(Your task)
Below is a set of records; print all of them exactly as written.

[Collected data entries]

....

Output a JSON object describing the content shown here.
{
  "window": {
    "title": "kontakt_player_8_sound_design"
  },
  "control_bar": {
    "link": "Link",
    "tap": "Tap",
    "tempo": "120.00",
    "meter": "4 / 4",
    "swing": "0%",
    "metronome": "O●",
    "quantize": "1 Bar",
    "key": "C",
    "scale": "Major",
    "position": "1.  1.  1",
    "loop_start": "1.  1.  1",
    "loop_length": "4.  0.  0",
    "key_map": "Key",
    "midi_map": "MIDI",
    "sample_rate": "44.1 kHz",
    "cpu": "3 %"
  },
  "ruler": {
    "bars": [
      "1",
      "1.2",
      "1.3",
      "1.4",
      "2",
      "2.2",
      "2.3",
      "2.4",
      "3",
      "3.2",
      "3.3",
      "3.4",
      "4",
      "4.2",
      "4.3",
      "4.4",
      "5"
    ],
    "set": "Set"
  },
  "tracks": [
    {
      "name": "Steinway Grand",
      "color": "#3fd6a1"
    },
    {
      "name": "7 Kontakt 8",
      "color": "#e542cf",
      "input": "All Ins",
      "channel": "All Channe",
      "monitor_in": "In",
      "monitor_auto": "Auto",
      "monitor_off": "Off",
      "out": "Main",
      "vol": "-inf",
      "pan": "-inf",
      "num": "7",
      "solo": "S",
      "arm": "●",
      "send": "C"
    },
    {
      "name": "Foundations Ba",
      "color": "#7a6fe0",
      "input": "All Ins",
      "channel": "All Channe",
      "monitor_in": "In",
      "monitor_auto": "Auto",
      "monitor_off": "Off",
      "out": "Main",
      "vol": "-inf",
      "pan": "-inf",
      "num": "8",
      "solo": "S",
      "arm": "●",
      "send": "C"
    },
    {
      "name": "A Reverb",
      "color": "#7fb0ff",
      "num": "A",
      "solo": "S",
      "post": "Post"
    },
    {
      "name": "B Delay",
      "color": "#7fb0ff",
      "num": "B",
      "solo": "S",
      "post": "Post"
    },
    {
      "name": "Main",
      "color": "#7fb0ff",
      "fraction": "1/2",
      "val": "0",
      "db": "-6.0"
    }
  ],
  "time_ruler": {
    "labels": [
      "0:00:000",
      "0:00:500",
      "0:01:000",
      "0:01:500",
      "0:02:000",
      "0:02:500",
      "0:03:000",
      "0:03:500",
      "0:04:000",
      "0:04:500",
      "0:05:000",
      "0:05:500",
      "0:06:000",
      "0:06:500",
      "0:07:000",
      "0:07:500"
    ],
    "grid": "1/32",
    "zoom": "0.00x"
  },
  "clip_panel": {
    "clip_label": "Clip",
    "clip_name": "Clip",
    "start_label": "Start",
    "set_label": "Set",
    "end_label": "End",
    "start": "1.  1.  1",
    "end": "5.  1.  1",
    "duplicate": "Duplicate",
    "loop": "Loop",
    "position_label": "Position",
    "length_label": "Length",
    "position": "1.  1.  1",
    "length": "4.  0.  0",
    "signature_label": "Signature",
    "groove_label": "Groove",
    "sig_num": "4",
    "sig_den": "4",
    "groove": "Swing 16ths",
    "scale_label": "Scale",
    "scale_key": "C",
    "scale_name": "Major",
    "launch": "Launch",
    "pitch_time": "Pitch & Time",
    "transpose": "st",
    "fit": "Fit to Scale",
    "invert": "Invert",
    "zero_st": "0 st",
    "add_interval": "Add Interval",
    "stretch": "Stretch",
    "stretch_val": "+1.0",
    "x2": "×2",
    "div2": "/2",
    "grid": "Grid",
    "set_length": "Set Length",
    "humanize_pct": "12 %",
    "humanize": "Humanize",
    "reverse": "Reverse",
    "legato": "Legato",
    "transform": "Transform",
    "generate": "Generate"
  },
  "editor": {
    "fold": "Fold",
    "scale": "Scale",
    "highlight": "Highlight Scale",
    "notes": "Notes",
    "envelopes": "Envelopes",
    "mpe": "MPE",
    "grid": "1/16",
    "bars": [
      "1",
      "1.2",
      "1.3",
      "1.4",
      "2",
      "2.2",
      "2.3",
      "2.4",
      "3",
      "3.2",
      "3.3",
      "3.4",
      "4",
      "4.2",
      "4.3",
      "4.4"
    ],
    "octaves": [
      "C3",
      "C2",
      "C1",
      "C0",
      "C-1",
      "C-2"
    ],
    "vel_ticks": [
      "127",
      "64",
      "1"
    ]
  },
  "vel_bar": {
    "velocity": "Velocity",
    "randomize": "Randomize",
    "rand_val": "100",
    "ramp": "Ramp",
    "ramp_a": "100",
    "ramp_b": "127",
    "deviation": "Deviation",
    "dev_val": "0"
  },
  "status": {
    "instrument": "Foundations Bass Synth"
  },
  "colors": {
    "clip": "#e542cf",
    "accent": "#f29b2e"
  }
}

....

(Solution to the exercise)
Output a JSON object describing the content shown here.
{
  "window": {
    "title": "kontakt_player_8_sound_design"
  },
  "control_bar": {
    "link": "Link",
    "tap": "Tap",
    "tempo": "120.00",
    "meter": "4 / 4",
    "swing": "0%",
    "metronome": "O●",
    "quantize": "1 Bar",
    "key": "C",
    "scale": "Major",
    "position": "1.  1.  1",
    "loop_start": "1.  1.  1",
    "loop_length": "4.  0.  0",
    "key_map": "Key",
    "midi_map": "MIDI",
    "sample_rate": "44.1 kHz",
    "cpu": "3 %"
  },
  "ruler": {
    "bars": [
      "1",
      "1.2",
      "1.3",
      "1.4",
      "2",
      "2.2",
      "2.3",
      "2.4",
      "3",
      "3.2",
      "3.3",
      "3.4",
      "4",
      "4.2",
      "4.3",
      "4.4",
      "5"
    ],
    "set": "Set"
  },
  "tracks": [
    {
      "name": "Steinway Grand",
      "color": "#3fd6a1"
    },
    {
      "name": "7 Kontakt 8",
      "color": "#e542cf",
      "input": "All Ins",
      "channel": "All Channe",
      "monitor_in": "In",
      "monitor_auto": "Auto",
      "monitor_off": "Off",
      "out": "Main",
      "vol": "-inf",
      "pan": "-inf",
      "num": "7",
      "solo": "S",
      "arm": "●",
      "send": "C"
    },
    {
      "name": "Foundations Ba",
      "color": "#7a6fe0",
      "input": "All Ins",
      "channel": "All Channe",
      "monitor_in": "In",
      "monitor_auto": "Auto",
      "monitor_off": "Off",
      "out": "Main",
      "vol": "-inf",
      "pan": "-inf",
      "num": "8",
      "solo": "S",
      "arm": "●",
      "send": "C"
    },
    {
      "name": "A Reverb",
      "color": "#7fb0ff",
      "num": "A",
      "solo": "S",
      "post": "Post"
    },
    {
      "name": "B Delay",
      "color": "#7fb0ff",
      "num": "B",
      "solo": "S",
      "post": "Post"
    },
    {
      "name": "Main",
      "color": "#7fb0ff",
      "fraction": "1/2",
      "val": "0",
      "db": "-6.0"
    }
  ],
  "time_ruler": {
    "labels": [
      "0:00:000",
      "0:00:500",
      "0:01:000",
      "0:01:500",
      "0:02:000",
      "0:02:500",
      "0:03:000",
      "0:03:500",
      "0:04:000",
      "0:04:500",
      "0:05:000",
      "0:05:500",
      "0:06:000",
      "0:06:500",
      "0:07:000",
      "0:07:500"
    ],
    "grid": "1/32",
    "zoom": "0.00x"
  },
  "clip_panel": {
    "clip_label": "Clip",
    "clip_name": "Clip",
    "start_label": "Start",
    "set_label": "Set",
    "end_label": "End",
    "start": "1.  1.  1",
    "end": "5.  1.  1",
    "duplicate": "Duplicate",
    "loop": "Loop",
    "position_label": "Position",
    "length_label": "Length",
    "position": "1.  1.  1",
    "length": "4.  0.  0",
    "signature_label": "Signature",
    "groove_label": "Groove",
    "sig_num": "4",
    "sig_den": "4",
    "groove": "Swing 16ths",
    "scale_label": "Scale",
    "scale_key": "C",
    "scale_name": "Major",
    "launch": "Launch",
    "pitch_time": "Pitch & Time",
    "transpose": "st",
    "fit": "Fit to Scale",
    "invert": "Invert",
    "zero_st": "0 st",
    "add_interval": "Add Interval",
    "stretch": "Stretch",
    "stretch_val": "+1.0",
    "x2": "×2",
    "div2": "/2",
    "grid": "Grid",
    "set_length": "Set Length",
    "humanize_pct": "12 %",
    "humanize": "Humanize",
    "reverse": "Reverse",
    "legato": "Legato",
    "transform": "Transform",
    "generate": "Generate"
  },
  "editor": {
    "fold": "Fold",
    "scale": "Scale",
    "highlight": "Highlight Scale",
    "notes": "Notes",
    "envelopes": "Envelopes",
    "mpe": "MPE",
    "grid": "1/16",
    "bars": [
      "1",
      "1.2",
      "1.3",
      "1.4",
      "2",
      "2.2",
      "2.3",
      "2.4",
      "3",
      "3.2",
      "3.3",
      "3.4",
      "4",
      "4.2",
      "4.3",
      "4.4"
    ],
    "octaves": [
      "C3",
      "C2",
      "C1",
      "C0",
      "C-1",
      "C-2"
    ],
    "vel_ticks": [
      "127",
      "64",
      "1"
    ]
  },
  "vel_bar": {
    "velocity": "Velocity",
    "randomize": "Randomize",
    "rand_val": "100",
    "ramp": "Ramp",
    "ramp_a": "100",
    "ramp_b": "127",
    "deviation": "Deviation",
    "dev_val": "0"
  },
  "status": {
    "instrument": "Foundations Bass Synth"
  },
  "colors": {
    "clip": "#e542cf",
    "accent": "#f29b2e"
  }
}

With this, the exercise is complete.